▶ [The tasks]:
1/ Answer the following questions about the passage on heat sensitive recording materials.
(a) Which apparatuses does the passage name for coating the protective layer onto the heat sensitive recording layer?
(b) What is the broader preferred range for the amount of dried coating of the protective layer?
(c) In combination (F), which sulfur compounds are named?
2/ Return the lines of the stored items listing from the line containing "marker bbox=[278, 1194, 295, 1210]" through the line containing "marker bbox=[300, 1187, 317, 1204]", both included, reproducing each line unchanged.

▶ [Passage]:
"""
In the coating solution for the protective layer of the present invention, a dispersion of the above-described pigment, a crosslinking agent, a catalyst, a releasing agent, a surfactant, wax, a water repellent agent, and the like may further be added where necessary to the silicone modified polymer. The resulting coating solution for the protective layer is coated on the heat sensitive recording layer by an apparatus such as a bar coater, air knife coater, blade coater, curtain coater and the like and dried, to obtain the protective layer of the present invention. This protective layer may be coated simultaneously with the recording layer, or the heat sensitive recording layer may be first coated, and dried, and then the protective layer may be coated thereon. The amount of dried coating of the protective layer is preferably from 0.1 to 3 g/m2, and more preferably from 0.3 to 1.5 g m2. When the coated amount is large, heat sensitivity decreases remarkably, on the other hand, if it is too small, then its ability to function (abrasion resistance, lubrication properties, scratch resistance, and the like) as a protective layer is not manifested. After coating of the protective layer, calender treatment may be conducted as required.
The above-described examples are explained with particular regard given to a full color heat sensitive recording layer, however, the present invention may be a heat sensitive recording material having a monocolor heat sensitive recording layer.
The monocolor heat sensitive recording layer of the present invention contains at least a substantially colorless color developing component A and a substantially colorless color developing component B which develops color by reacting with the color developing component A. The color developing component A and the color developing component B used in the present invention are components which cause a color developing reaction when they contact with each other, and examples of combinations thereof include the following (A) to (M).
(A) A combination of a photo decomposable diazo compound with a coupler.
(B) A combination of an electron donative dye precursor with an electron acceptive compound.
(C) A combination of an organic metal salt such as silver behenate or silver stearate with a reducing agent such as protocatechuic acid, spiroindane and hydroquinone.
(D) A combination of a long chain aliphatic acid salt such as iron (II) stearate and iron (II) myristate with phenols such as tannic acid, gallic acid and ammonium salicylate.
(E) A combination of an organic acid heavy metal salt such as nickel, cobalt, lead, copper, iron, mercury, and silver salts of acetic acid, stearic acid, palmitic acid, and the like with an alkaline earth metal sulfide, such as calcium sulfide, strontium sulfide, and potassium sulfide, or a combination of the above-described organic acid heavy metal salts with an organic chelating agent such as s-diphenylcarbazide and diphenylcarbazone.
(F) A combination of a heavy metal sulfate such as sulfates of silver, lead, mercury, and sodium with a sulfur compound such as Na-tetrathionate, sodium thiosulfate and thiourea.
"""
Stored items
"""
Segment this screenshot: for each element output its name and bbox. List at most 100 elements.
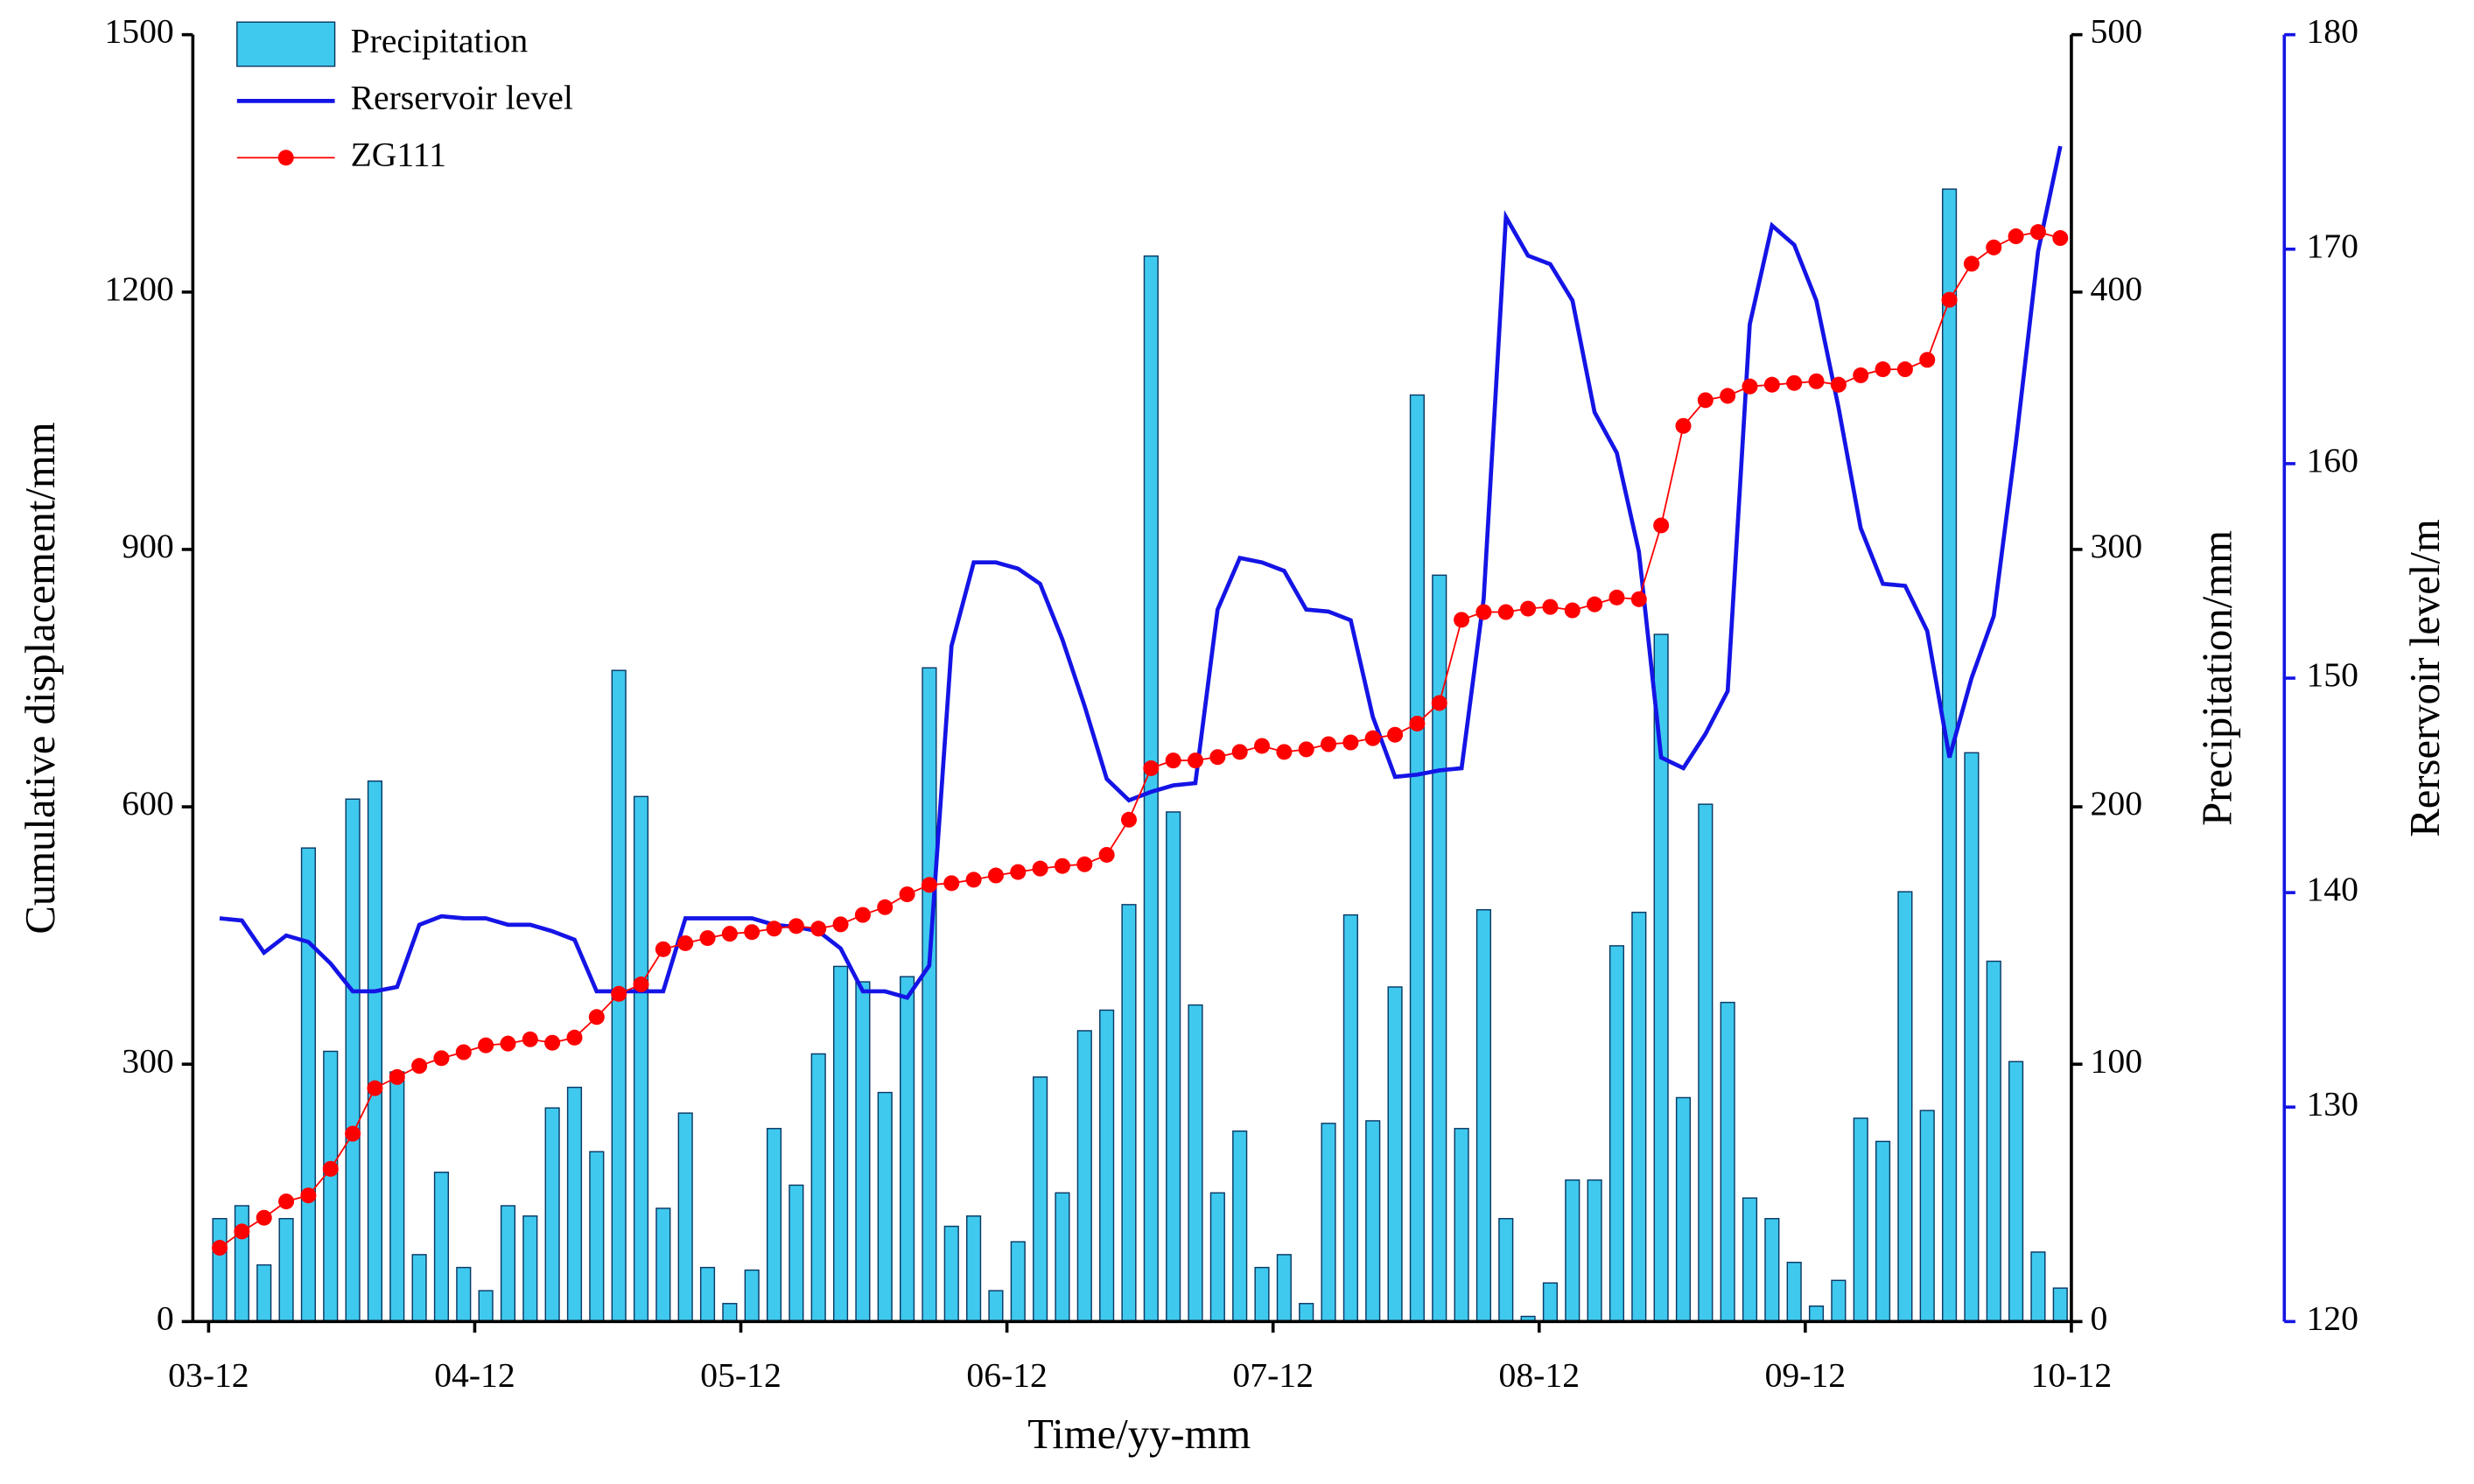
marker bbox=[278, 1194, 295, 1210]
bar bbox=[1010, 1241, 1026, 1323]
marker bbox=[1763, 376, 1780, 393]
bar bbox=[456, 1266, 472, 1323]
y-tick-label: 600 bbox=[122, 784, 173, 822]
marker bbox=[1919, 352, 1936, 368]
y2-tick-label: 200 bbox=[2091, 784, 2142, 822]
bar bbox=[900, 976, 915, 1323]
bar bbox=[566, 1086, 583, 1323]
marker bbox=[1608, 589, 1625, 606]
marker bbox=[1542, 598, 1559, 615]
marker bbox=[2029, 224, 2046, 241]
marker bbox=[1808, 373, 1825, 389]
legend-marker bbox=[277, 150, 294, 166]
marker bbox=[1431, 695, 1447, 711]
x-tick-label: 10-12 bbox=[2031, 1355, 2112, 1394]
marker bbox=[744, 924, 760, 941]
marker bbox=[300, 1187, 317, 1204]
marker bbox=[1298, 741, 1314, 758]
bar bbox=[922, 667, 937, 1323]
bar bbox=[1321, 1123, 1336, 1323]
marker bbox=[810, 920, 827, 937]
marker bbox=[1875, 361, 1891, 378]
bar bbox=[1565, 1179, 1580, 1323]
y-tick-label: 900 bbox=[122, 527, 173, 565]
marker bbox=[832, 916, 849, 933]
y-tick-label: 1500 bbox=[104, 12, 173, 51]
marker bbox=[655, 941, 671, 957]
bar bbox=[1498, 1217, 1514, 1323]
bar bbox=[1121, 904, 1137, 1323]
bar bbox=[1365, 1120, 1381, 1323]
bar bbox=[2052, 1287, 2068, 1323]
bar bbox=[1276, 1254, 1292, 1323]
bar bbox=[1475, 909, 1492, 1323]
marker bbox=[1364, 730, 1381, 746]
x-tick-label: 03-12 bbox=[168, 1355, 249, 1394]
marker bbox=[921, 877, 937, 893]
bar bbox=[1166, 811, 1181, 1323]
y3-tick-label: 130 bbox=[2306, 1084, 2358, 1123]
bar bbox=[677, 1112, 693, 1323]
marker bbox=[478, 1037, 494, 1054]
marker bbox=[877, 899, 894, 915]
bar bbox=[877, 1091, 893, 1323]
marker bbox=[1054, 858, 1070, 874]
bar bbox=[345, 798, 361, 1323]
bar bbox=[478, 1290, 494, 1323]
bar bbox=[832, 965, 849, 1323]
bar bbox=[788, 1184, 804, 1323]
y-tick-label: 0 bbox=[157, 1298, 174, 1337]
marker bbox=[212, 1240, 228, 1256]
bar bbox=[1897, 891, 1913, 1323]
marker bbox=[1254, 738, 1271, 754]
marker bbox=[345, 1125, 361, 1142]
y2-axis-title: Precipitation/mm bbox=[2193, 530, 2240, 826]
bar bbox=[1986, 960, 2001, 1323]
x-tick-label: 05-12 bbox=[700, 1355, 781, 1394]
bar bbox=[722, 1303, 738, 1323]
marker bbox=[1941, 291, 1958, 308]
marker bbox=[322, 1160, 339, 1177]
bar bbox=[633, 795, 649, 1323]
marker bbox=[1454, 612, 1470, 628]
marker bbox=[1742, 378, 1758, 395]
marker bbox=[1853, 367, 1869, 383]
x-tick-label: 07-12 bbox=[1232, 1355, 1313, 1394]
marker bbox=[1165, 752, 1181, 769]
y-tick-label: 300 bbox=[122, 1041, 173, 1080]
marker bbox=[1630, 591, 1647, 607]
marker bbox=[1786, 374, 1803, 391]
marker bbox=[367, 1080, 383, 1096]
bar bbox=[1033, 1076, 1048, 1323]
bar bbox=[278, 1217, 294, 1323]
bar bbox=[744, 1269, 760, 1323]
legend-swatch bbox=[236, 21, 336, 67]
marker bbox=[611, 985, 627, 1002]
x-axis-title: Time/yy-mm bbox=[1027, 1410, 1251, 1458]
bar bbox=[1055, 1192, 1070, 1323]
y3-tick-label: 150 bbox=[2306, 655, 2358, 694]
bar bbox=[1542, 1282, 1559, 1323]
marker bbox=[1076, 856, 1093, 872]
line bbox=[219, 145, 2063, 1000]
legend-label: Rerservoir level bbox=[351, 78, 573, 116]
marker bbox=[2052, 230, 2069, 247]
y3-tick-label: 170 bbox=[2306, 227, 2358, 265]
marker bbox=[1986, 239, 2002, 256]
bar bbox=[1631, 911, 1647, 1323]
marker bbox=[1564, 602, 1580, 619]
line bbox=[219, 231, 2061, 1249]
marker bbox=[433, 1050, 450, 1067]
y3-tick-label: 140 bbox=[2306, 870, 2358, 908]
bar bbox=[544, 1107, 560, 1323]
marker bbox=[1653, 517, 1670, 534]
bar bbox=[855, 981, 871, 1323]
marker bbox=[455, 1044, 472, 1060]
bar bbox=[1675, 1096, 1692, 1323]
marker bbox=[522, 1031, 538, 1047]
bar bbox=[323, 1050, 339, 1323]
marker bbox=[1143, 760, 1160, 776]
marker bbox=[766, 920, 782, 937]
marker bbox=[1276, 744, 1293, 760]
"""
▶ [Solutions to each task]:
1/
(a) A bar coater, air knife coater, blade coater, and curtain coater.
(b) From 0.1 to 3 g/m2.
(c) Na-tetrathionate, sodium thiosulfate, and thiourea.

2/
marker bbox=[278, 1194, 295, 1210]
bar bbox=[1010, 1241, 1026, 1323]
marker bbox=[1763, 376, 1780, 393]
bar bbox=[456, 1266, 472, 1323]
y-tick-label: 600 bbox=[122, 784, 173, 822]
marker bbox=[1919, 352, 1936, 368]
y2-tick-label: 200 bbox=[2091, 784, 2142, 822]
bar bbox=[900, 976, 915, 1323]
bar bbox=[566, 1086, 583, 1323]
marker bbox=[1608, 589, 1625, 606]
marker bbox=[1542, 598, 1559, 615]
marker bbox=[2029, 224, 2046, 241]
marker bbox=[1808, 373, 1825, 389]
legend-marker bbox=[277, 150, 294, 166]
marker bbox=[1431, 695, 1447, 711]
x-tick-label: 10-12 bbox=[2031, 1355, 2112, 1394]
marker bbox=[744, 924, 760, 941]
marker bbox=[300, 1187, 317, 1204]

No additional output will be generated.